(Conjunto de datos):
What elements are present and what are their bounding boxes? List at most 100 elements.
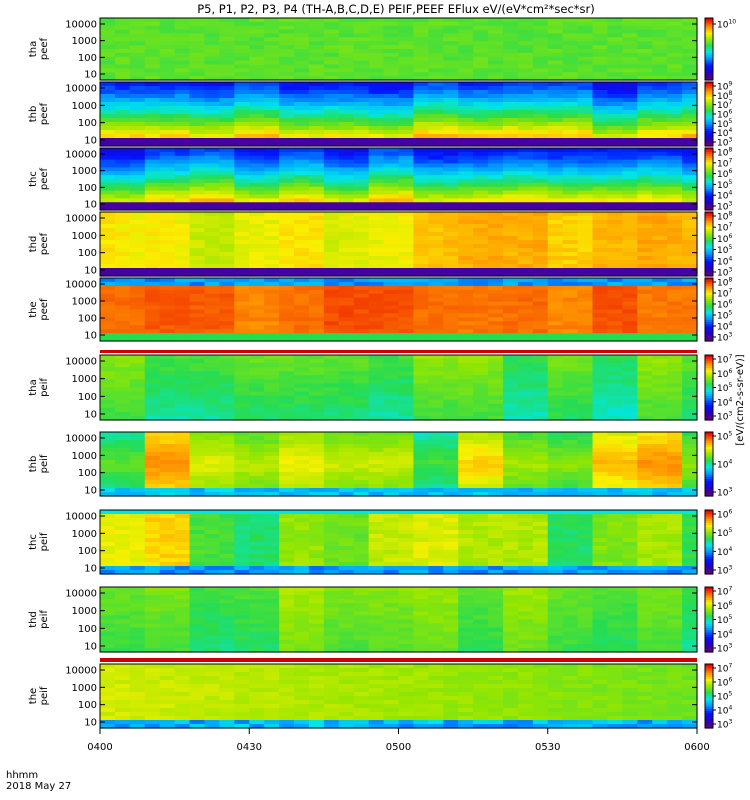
y-tick-label: 10000 — [65, 357, 97, 368]
svg-text:tha: tha — [28, 41, 39, 57]
y-tick-label: 10000 — [65, 434, 97, 445]
colorbar-1: 1010 — [704, 17, 736, 81]
colorbar-tick: 106 — [717, 299, 732, 311]
panel-label: thc peef — [28, 167, 50, 190]
colorbar-tick: 105 — [717, 310, 732, 322]
y-tick-label: 10 — [84, 718, 97, 729]
colorbar-tick: 104 — [717, 321, 732, 333]
colorbar-tick: 103 — [717, 719, 732, 731]
panel-10: 10000 1000 100 10 the peif — [28, 663, 698, 729]
y-tick-label: 10000 — [65, 280, 97, 291]
colorbar-tick: 104 — [717, 190, 732, 202]
svg-text:peif: peif — [39, 378, 50, 397]
y-tick-label: 10000 — [65, 20, 97, 31]
y-tick-label: 1000 — [72, 606, 97, 617]
y-tick-label: 10 — [84, 486, 97, 497]
colorbar-tick: 105 — [717, 118, 732, 130]
x-tick-label: 0600 — [684, 742, 709, 753]
svg-text:thb: thb — [28, 456, 39, 473]
colorbar-tick: 104 — [717, 705, 732, 717]
colorbar-tick: 105 — [717, 179, 732, 191]
svg-text:tha: tha — [28, 379, 39, 395]
panel-frame — [99, 277, 698, 342]
colorbar-tick: 103 — [717, 565, 732, 577]
x-axis-date: 2018 May 27 — [6, 781, 71, 792]
y-tick-label: 1000 — [72, 374, 97, 385]
panel-label: thd peef — [28, 232, 50, 255]
colorbar-tick: 106 — [717, 109, 732, 121]
y-tick-label: 10000 — [65, 214, 97, 225]
panel-label: thb peif — [28, 454, 50, 473]
y-tick-label: 100 — [78, 183, 97, 194]
colorbar-tick: 103 — [717, 643, 732, 655]
svg-text:thb: thb — [28, 106, 39, 123]
colorbar-tick: 106 — [717, 168, 732, 180]
panel-label: tha peef — [28, 37, 50, 60]
x-axis-label: hhmm — [6, 770, 38, 781]
panel-frame — [99, 586, 698, 653]
separator — [100, 350, 697, 353]
panel-label: thc peif — [28, 532, 50, 551]
x-tick-label: 0500 — [386, 742, 411, 753]
colorbar-6: 107 106 105 104 103 — [704, 354, 732, 423]
panel-label: tha peif — [28, 378, 50, 397]
colorbar-9: 107 106 105 104 103 — [704, 586, 732, 655]
y-tick-label: 100 — [78, 53, 97, 64]
colorbar-10: 107 106 105 104 103 — [704, 663, 732, 731]
panel-7: 10000 1000 100 10 thb peif — [28, 431, 698, 497]
panel-frame — [99, 354, 698, 421]
panel-frame — [99, 431, 698, 497]
colorbar-tick: 106 — [717, 677, 732, 689]
colorbar-tick: 1010 — [717, 19, 736, 31]
y-tick-label: 10 — [84, 331, 97, 342]
panel-2: 10000 1000 100 10 thb peef — [28, 81, 698, 147]
y-tick-label: 100 — [78, 118, 97, 129]
svg-text:thd: thd — [28, 236, 39, 253]
colorbar-tick: 107 — [717, 663, 732, 675]
colorbar-tick: 103 — [717, 137, 732, 149]
y-tick-label: 10 — [84, 70, 97, 81]
y-tick-label: 10 — [84, 200, 97, 211]
svg-text:peef: peef — [39, 37, 50, 60]
panel-6: 10000 1000 100 10 tha peif — [28, 354, 698, 421]
colorbar-tick: 104 — [717, 396, 732, 408]
y-tick-label: 10 — [84, 266, 97, 277]
y-tick-label: 10000 — [65, 589, 97, 600]
colorbar-tick: 106 — [717, 509, 732, 521]
y-tick-label: 10 — [84, 136, 97, 147]
svg-text:the: the — [28, 301, 39, 317]
panel-label: thd peif — [28, 610, 50, 629]
svg-text:thc: thc — [28, 171, 39, 187]
colorbar-title: [eV/(cm2-s-sr-eV)] — [735, 354, 746, 445]
y-tick-label: 1000 — [72, 231, 97, 242]
colorbar-tick: 104 — [717, 459, 732, 471]
y-tick-label: 10000 — [65, 150, 97, 161]
y-tick-label: 10 — [84, 410, 97, 421]
panel-1: 10000 1000 100 10 tha peef — [28, 17, 698, 81]
x-tick-label: 0530 — [535, 742, 560, 753]
colorbar-tick: 108 — [717, 147, 732, 159]
colorbar-7: 105 104 103 — [704, 431, 732, 499]
y-tick-label: 100 — [78, 624, 97, 635]
y-tick-label: 100 — [78, 700, 97, 711]
y-tick-label: 10000 — [65, 666, 97, 677]
y-tick-label: 100 — [78, 546, 97, 557]
y-tick-label: 10 — [84, 564, 97, 575]
panel-4: 10000 1000 100 10 thd peef — [28, 211, 698, 277]
colorbar-tick: 103 — [717, 267, 732, 279]
colorbar-tick: 105 — [717, 431, 732, 443]
y-tick-label: 10 — [84, 642, 97, 653]
colorbar-tick: 105 — [717, 691, 732, 703]
panel-9: 10000 1000 100 10 thd peif — [28, 586, 698, 653]
panel-8: 10000 1000 100 10 thc peif — [28, 509, 698, 575]
colorbar-tick: 106 — [717, 368, 732, 380]
colorbar-tick: 107 — [717, 222, 732, 234]
colorbar-tick: 103 — [717, 201, 732, 213]
y-tick-label: 10000 — [65, 512, 97, 523]
colorbar-tick: 109 — [717, 81, 732, 93]
colorbar-tick: 108 — [717, 90, 732, 102]
panel-frame — [99, 17, 698, 81]
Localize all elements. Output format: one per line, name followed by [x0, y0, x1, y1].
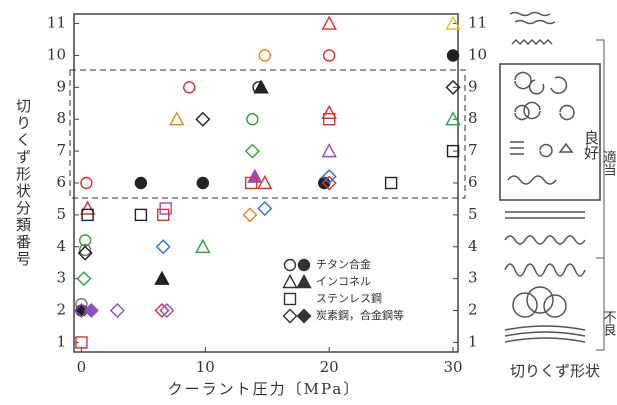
data-point: [170, 113, 183, 125]
chip-illustrations: [500, 13, 604, 351]
y-tick-label: 11: [47, 14, 66, 32]
y2-tick-label: 1: [468, 332, 478, 350]
x-tick-label: 0: [77, 358, 87, 376]
data-point: [184, 82, 195, 93]
y2-tick-label: 9: [468, 77, 478, 95]
data-point: [243, 208, 256, 221]
data-point: [160, 203, 171, 214]
data-point: [157, 240, 170, 253]
data-point: [158, 209, 169, 220]
data-point: [82, 209, 93, 220]
data-point: [323, 106, 336, 118]
data-point: [448, 50, 459, 61]
x-tick-label: 30: [443, 358, 462, 376]
data-point: [81, 178, 92, 189]
highlight-box: [70, 70, 465, 198]
data-point: [111, 304, 124, 317]
good-label: 良好: [582, 130, 600, 161]
data-point: [196, 240, 209, 252]
legend-label: ステンレス鋼: [316, 291, 382, 305]
y-axis-title: 切りくず形状分類番号: [14, 98, 32, 268]
x-axis-title: クーラント圧力〔MPa〕: [168, 380, 361, 398]
legend-marker: [284, 310, 297, 323]
chart: 切りくず形状分類番号 クーラント圧力〔MPa〕 良好 適当 不良 切りくず形状 …: [0, 0, 617, 401]
legend-label: チタン合金: [316, 257, 371, 271]
y2-tick-label: 11: [468, 14, 487, 32]
poor-label: 不良: [601, 310, 617, 336]
data-point: [323, 17, 336, 29]
adequate-label: 適当: [601, 149, 617, 176]
y2-tick-label: 6: [468, 173, 478, 191]
y-tick-label: 2: [56, 301, 66, 319]
legend-marker: [285, 294, 296, 305]
data-point: [196, 113, 209, 126]
legend-label: 炭素鋼，合金鋼等: [316, 308, 404, 322]
data-point: [135, 209, 146, 220]
data-point: [197, 178, 208, 189]
data-point: [135, 178, 146, 189]
legend-marker: [284, 276, 297, 288]
legend-marker: [298, 310, 311, 323]
chip-shape-caption: 切りくず形状: [510, 362, 600, 380]
data-point: [155, 304, 168, 317]
x-tick-label: 20: [320, 358, 339, 376]
y2-tick-label: 8: [468, 109, 478, 127]
y2-tick-label: 3: [468, 269, 478, 287]
data-point: [386, 178, 397, 189]
y-tick-label: 8: [56, 109, 66, 127]
y2-tick-label: 4: [468, 237, 478, 255]
y-tick-label: 10: [47, 45, 66, 63]
x-tick-label: 10: [196, 358, 215, 376]
y2-tick-label: 2: [468, 301, 478, 319]
data-point: [160, 304, 173, 317]
data-point: [324, 114, 335, 125]
y-tick-label: 6: [56, 173, 66, 191]
data-point: [324, 50, 335, 61]
y-tick-label: 3: [56, 269, 66, 287]
legend-marker: [298, 276, 311, 288]
y-tick-label: 4: [56, 237, 66, 255]
data-point: [323, 145, 336, 157]
data-point: [246, 145, 259, 158]
data-point: [248, 170, 261, 182]
y2-tick-label: 5: [468, 205, 478, 223]
legend-label: インコネル: [316, 275, 371, 288]
data-point: [81, 202, 94, 214]
y2-tick-label: 10: [468, 45, 487, 63]
data-point: [258, 202, 271, 215]
legend-marker: [299, 260, 310, 271]
y-tick-label: 7: [56, 141, 66, 159]
data-point: [259, 50, 270, 61]
data-point: [247, 114, 258, 125]
data-point: [77, 272, 90, 285]
legend-marker: [285, 260, 296, 271]
y-tick-label: 9: [56, 77, 66, 95]
y2-tick-label: 7: [468, 141, 478, 159]
y-tick-label: 5: [56, 205, 66, 223]
plot-frame: [74, 14, 458, 352]
data-point: [155, 272, 168, 284]
y-tick-label: 1: [56, 332, 66, 350]
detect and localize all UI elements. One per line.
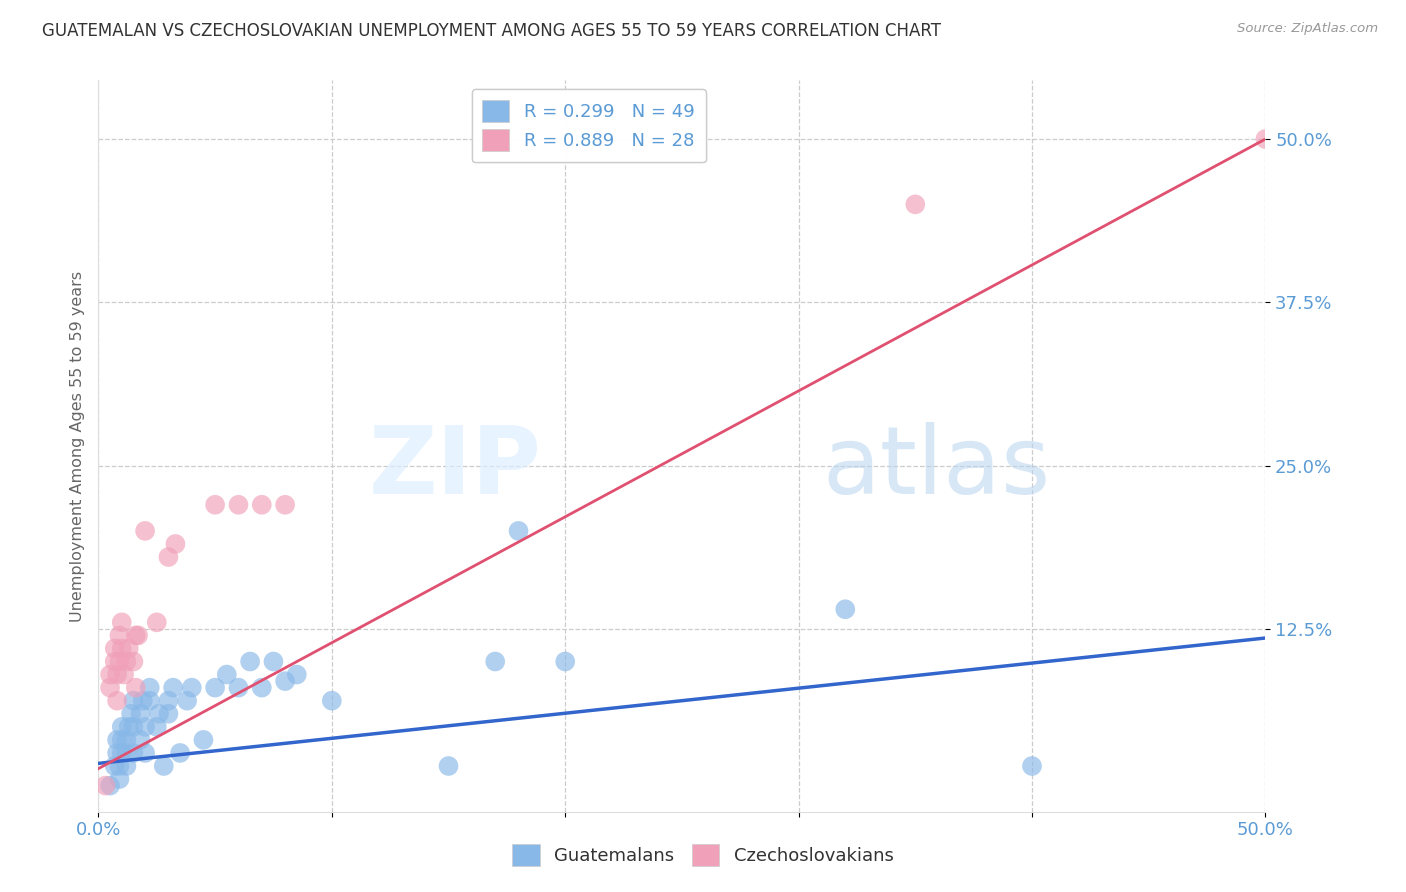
Point [105, 694, 128, 708]
Legend: Guatemalans, Czechoslovakians: Guatemalans, Czechoslovakians [499, 831, 907, 879]
Point [146, 615, 169, 630]
Point [176, 694, 198, 708]
Point [94, 779, 117, 793]
Text: ZIP: ZIP [368, 422, 541, 514]
Point [125, 628, 148, 642]
Point [1021, 759, 1043, 773]
Text: atlas: atlas [823, 422, 1050, 514]
Point [111, 732, 134, 747]
Point [98, 779, 121, 793]
Point [122, 694, 145, 708]
Point [134, 720, 156, 734]
Point [139, 681, 162, 695]
Point [152, 759, 174, 773]
Point [115, 759, 138, 773]
Point [321, 694, 343, 708]
Point [162, 681, 184, 695]
Point [118, 641, 141, 656]
Point [834, 602, 856, 616]
Point [215, 667, 238, 681]
Point [139, 694, 162, 708]
Point [274, 674, 297, 689]
Point [122, 746, 145, 760]
Point [132, 694, 155, 708]
Point [148, 706, 170, 721]
Point [104, 655, 127, 669]
Point [193, 732, 215, 747]
Point [228, 498, 250, 512]
Point [157, 549, 180, 564]
Point [146, 720, 169, 734]
Point [111, 720, 134, 734]
Point [104, 759, 127, 773]
Point [180, 681, 202, 695]
Point [108, 772, 131, 786]
Point [274, 498, 297, 512]
Point [98, 681, 121, 695]
Point [285, 667, 308, 681]
Point [115, 746, 138, 760]
Point [115, 732, 138, 747]
Point [1254, 132, 1277, 146]
Point [250, 498, 273, 512]
Point [157, 694, 180, 708]
Point [105, 746, 128, 760]
Point [904, 197, 927, 211]
Point [239, 655, 262, 669]
Point [105, 732, 128, 747]
Point [262, 655, 284, 669]
Point [122, 655, 145, 669]
Point [111, 641, 134, 656]
Point [118, 720, 141, 734]
Point [111, 746, 134, 760]
Point [111, 615, 134, 630]
Point [108, 759, 131, 773]
Point [127, 628, 149, 642]
Point [108, 655, 131, 669]
Point [134, 746, 156, 760]
Text: GUATEMALAN VS CZECHOSLOVAKIAN UNEMPLOYMENT AMONG AGES 55 TO 59 YEARS CORRELATION: GUATEMALAN VS CZECHOSLOVAKIAN UNEMPLOYME… [42, 22, 941, 40]
Text: Source: ZipAtlas.com: Source: ZipAtlas.com [1237, 22, 1378, 36]
Point [122, 720, 145, 734]
Point [204, 681, 226, 695]
Point [134, 524, 156, 538]
Point [105, 667, 128, 681]
Point [250, 681, 273, 695]
Point [104, 641, 127, 656]
Point [115, 655, 138, 669]
Point [484, 655, 506, 669]
Point [169, 746, 191, 760]
Y-axis label: Unemployment Among Ages 55 to 59 years: Unemployment Among Ages 55 to 59 years [69, 270, 84, 622]
Point [120, 706, 142, 721]
Point [204, 498, 226, 512]
Point [508, 524, 530, 538]
Point [125, 681, 148, 695]
Legend: R = 0.299   N = 49, R = 0.889   N = 28: R = 0.299 N = 49, R = 0.889 N = 28 [471, 89, 706, 162]
Point [98, 667, 121, 681]
Point [108, 628, 131, 642]
Point [437, 759, 460, 773]
Point [165, 537, 187, 551]
Point [129, 732, 152, 747]
Point [554, 655, 576, 669]
Point [228, 681, 250, 695]
Point [129, 706, 152, 721]
Point [112, 667, 135, 681]
Point [157, 706, 180, 721]
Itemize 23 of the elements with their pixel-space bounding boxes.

(Solicitud planteada): Reescribe como lista numerada todas las líneas desde la que contiene "Point [105, 694, 128, 708]" hasta la que contiene "Point [157, 694, 180, 708]", ambas incluidas, y omite las líneas en blanco.

(Resultado esperado):
1. Point [105, 694, 128, 708]
2. Legend: Guatemalans, Czechoslovakians: Guatemalans, Czechoslovakians [499, 831, 907, 879]
3. Point [146, 615, 169, 630]
4. Point [176, 694, 198, 708]
5. Point [94, 779, 117, 793]
6. Text: ZIP: ZIP [368, 422, 541, 514]
7. Point [125, 628, 148, 642]
8. Point [1021, 759, 1043, 773]
9. Text: atlas: atlas [823, 422, 1050, 514]
10. Point [111, 732, 134, 747]
11. Point [98, 779, 121, 793]
12. Point [122, 694, 145, 708]
13. Point [134, 720, 156, 734]
14. Point [139, 681, 162, 695]
15. Point [152, 759, 174, 773]
16. Point [115, 759, 138, 773]
17. Point [321, 694, 343, 708]
18. Point [162, 681, 184, 695]
19. Point [118, 641, 141, 656]
20. Point [834, 602, 856, 616]
21. Point [215, 667, 238, 681]
22. Point [139, 694, 162, 708]
23. Point [274, 674, 297, 689]
24. Point [122, 746, 145, 760]
25. Point [132, 694, 155, 708]
26. Point [148, 706, 170, 721]
27. Point [104, 655, 127, 669]
28. Point [193, 732, 215, 747]
29. Point [228, 498, 250, 512]
30. Point [157, 549, 180, 564]
31. Point [146, 720, 169, 734]
32. Point [111, 720, 134, 734]
33. Point [104, 759, 127, 773]
34. Point [180, 681, 202, 695]
35. Point [108, 772, 131, 786]
36. Point [274, 498, 297, 512]
37. Point [98, 681, 121, 695]
38. Point [285, 667, 308, 681]
39. Point [115, 746, 138, 760]
40. Point [115, 732, 138, 747]
41. Point [1254, 132, 1277, 146]
42. Point [250, 498, 273, 512]
43. Point [157, 694, 180, 708]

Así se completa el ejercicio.